_GIVEN DATA_:
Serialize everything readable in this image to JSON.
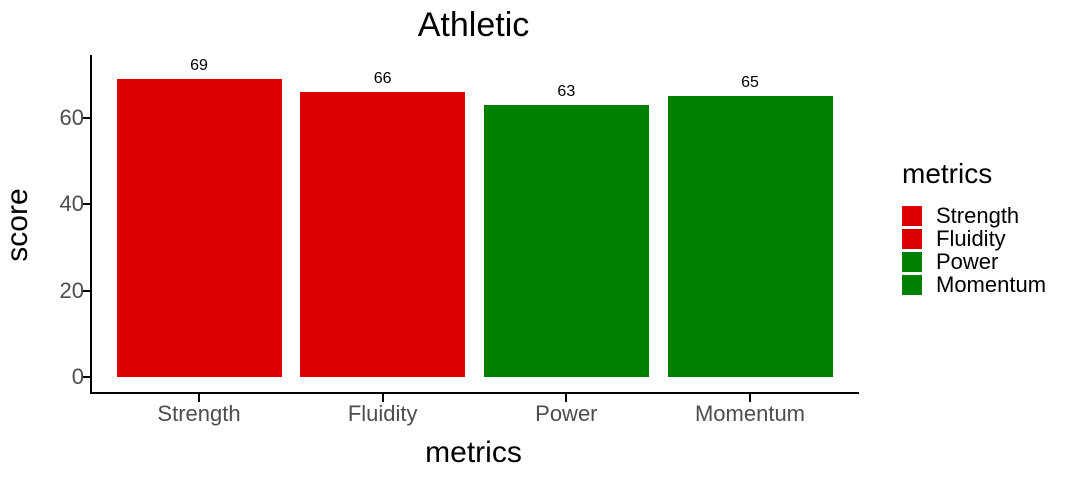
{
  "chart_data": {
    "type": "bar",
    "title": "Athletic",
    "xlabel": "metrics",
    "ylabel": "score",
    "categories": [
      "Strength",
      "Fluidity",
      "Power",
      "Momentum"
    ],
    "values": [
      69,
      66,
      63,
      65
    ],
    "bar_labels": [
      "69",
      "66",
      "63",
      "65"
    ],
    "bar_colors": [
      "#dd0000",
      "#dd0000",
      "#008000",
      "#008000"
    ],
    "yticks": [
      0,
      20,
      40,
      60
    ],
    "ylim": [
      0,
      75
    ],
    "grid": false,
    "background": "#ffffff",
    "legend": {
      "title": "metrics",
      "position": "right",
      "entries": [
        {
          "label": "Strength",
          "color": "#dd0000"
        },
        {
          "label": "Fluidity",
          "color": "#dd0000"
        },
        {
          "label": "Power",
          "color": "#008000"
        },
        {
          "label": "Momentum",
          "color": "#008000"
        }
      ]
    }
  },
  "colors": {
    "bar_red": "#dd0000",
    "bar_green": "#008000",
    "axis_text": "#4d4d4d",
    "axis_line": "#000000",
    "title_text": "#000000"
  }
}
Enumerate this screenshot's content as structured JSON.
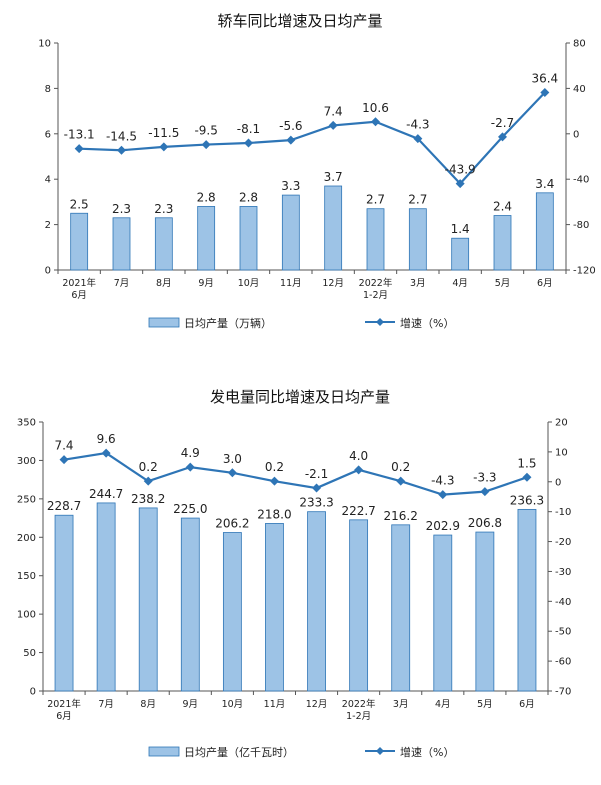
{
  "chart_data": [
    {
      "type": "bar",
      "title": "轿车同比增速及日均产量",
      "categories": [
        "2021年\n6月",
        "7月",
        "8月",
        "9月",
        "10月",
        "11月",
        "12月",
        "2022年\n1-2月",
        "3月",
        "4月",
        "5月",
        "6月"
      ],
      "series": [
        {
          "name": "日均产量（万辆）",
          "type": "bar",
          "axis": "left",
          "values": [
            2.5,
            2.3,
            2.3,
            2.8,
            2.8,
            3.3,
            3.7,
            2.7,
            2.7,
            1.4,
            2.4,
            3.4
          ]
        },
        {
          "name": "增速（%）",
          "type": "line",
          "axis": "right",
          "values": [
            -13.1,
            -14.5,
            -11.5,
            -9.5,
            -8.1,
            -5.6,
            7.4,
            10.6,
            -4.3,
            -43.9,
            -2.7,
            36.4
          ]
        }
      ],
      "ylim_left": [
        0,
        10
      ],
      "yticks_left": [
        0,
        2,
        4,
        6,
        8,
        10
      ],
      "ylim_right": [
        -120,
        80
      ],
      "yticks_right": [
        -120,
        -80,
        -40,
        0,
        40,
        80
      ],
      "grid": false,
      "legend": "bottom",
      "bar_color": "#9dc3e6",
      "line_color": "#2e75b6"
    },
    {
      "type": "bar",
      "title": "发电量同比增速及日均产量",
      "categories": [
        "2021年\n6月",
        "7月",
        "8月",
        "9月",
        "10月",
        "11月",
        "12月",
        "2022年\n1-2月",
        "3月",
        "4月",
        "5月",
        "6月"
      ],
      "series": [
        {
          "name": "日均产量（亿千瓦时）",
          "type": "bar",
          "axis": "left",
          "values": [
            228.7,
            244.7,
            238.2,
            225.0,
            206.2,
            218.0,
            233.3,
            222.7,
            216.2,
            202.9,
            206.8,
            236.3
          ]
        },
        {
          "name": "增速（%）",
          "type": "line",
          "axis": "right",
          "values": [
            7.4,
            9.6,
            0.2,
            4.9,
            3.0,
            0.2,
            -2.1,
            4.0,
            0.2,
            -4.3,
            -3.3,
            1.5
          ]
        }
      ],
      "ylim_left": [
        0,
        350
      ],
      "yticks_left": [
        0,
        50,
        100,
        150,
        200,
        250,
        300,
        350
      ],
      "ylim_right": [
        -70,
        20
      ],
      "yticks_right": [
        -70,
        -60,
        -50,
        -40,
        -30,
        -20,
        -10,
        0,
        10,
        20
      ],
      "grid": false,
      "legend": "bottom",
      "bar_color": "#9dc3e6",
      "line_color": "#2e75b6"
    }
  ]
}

_DESCRIPTION OF THE TASK_: Verbatim reproduction of every record is required; images are left out.

_RESULT FOR THIS TASK_:
Serialize everything readable in this image to JSON.
{
  "chart_data": {
    "type": "bar",
    "title": "Athletic",
    "xlabel": "metrics",
    "ylabel": "score",
    "categories": [
      "Strength",
      "Fluidity",
      "Power",
      "Momentum"
    ],
    "values": [
      69,
      66,
      63,
      65
    ],
    "bar_labels": [
      "69",
      "66",
      "63",
      "65"
    ],
    "bar_colors": [
      "#dd0000",
      "#dd0000",
      "#008000",
      "#008000"
    ],
    "yticks": [
      0,
      20,
      40,
      60
    ],
    "ylim": [
      0,
      75
    ],
    "grid": false,
    "background": "#ffffff",
    "legend": {
      "title": "metrics",
      "position": "right",
      "entries": [
        {
          "label": "Strength",
          "color": "#dd0000"
        },
        {
          "label": "Fluidity",
          "color": "#dd0000"
        },
        {
          "label": "Power",
          "color": "#008000"
        },
        {
          "label": "Momentum",
          "color": "#008000"
        }
      ]
    }
  },
  "colors": {
    "bar_red": "#dd0000",
    "bar_green": "#008000",
    "axis_text": "#4d4d4d",
    "axis_line": "#000000",
    "title_text": "#000000"
  }
}
Enumerate this screenshot's content as structured JSON.
{
  "chart_data": [
    {
      "type": "bar",
      "title": "轿车同比增速及日均产量",
      "categories": [
        "2021年\n6月",
        "7月",
        "8月",
        "9月",
        "10月",
        "11月",
        "12月",
        "2022年\n1-2月",
        "3月",
        "4月",
        "5月",
        "6月"
      ],
      "series": [
        {
          "name": "日均产量（万辆）",
          "type": "bar",
          "axis": "left",
          "values": [
            2.5,
            2.3,
            2.3,
            2.8,
            2.8,
            3.3,
            3.7,
            2.7,
            2.7,
            1.4,
            2.4,
            3.4
          ]
        },
        {
          "name": "增速（%）",
          "type": "line",
          "axis": "right",
          "values": [
            -13.1,
            -14.5,
            -11.5,
            -9.5,
            -8.1,
            -5.6,
            7.4,
            10.6,
            -4.3,
            -43.9,
            -2.7,
            36.4
          ]
        }
      ],
      "ylim_left": [
        0,
        10
      ],
      "yticks_left": [
        0,
        2,
        4,
        6,
        8,
        10
      ],
      "ylim_right": [
        -120,
        80
      ],
      "yticks_right": [
        -120,
        -80,
        -40,
        0,
        40,
        80
      ],
      "grid": false,
      "legend": "bottom",
      "bar_color": "#9dc3e6",
      "line_color": "#2e75b6"
    },
    {
      "type": "bar",
      "title": "发电量同比增速及日均产量",
      "categories": [
        "2021年\n6月",
        "7月",
        "8月",
        "9月",
        "10月",
        "11月",
        "12月",
        "2022年\n1-2月",
        "3月",
        "4月",
        "5月",
        "6月"
      ],
      "series": [
        {
          "name": "日均产量（亿千瓦时）",
          "type": "bar",
          "axis": "left",
          "values": [
            228.7,
            244.7,
            238.2,
            225.0,
            206.2,
            218.0,
            233.3,
            222.7,
            216.2,
            202.9,
            206.8,
            236.3
          ]
        },
        {
          "name": "增速（%）",
          "type": "line",
          "axis": "right",
          "values": [
            7.4,
            9.6,
            0.2,
            4.9,
            3.0,
            0.2,
            -2.1,
            4.0,
            0.2,
            -4.3,
            -3.3,
            1.5
          ]
        }
      ],
      "ylim_left": [
        0,
        350
      ],
      "yticks_left": [
        0,
        50,
        100,
        150,
        200,
        250,
        300,
        350
      ],
      "ylim_right": [
        -70,
        20
      ],
      "yticks_right": [
        -70,
        -60,
        -50,
        -40,
        -30,
        -20,
        -10,
        0,
        10,
        20
      ],
      "grid": false,
      "legend": "bottom",
      "bar_color": "#9dc3e6",
      "line_color": "#2e75b6"
    }
  ]
}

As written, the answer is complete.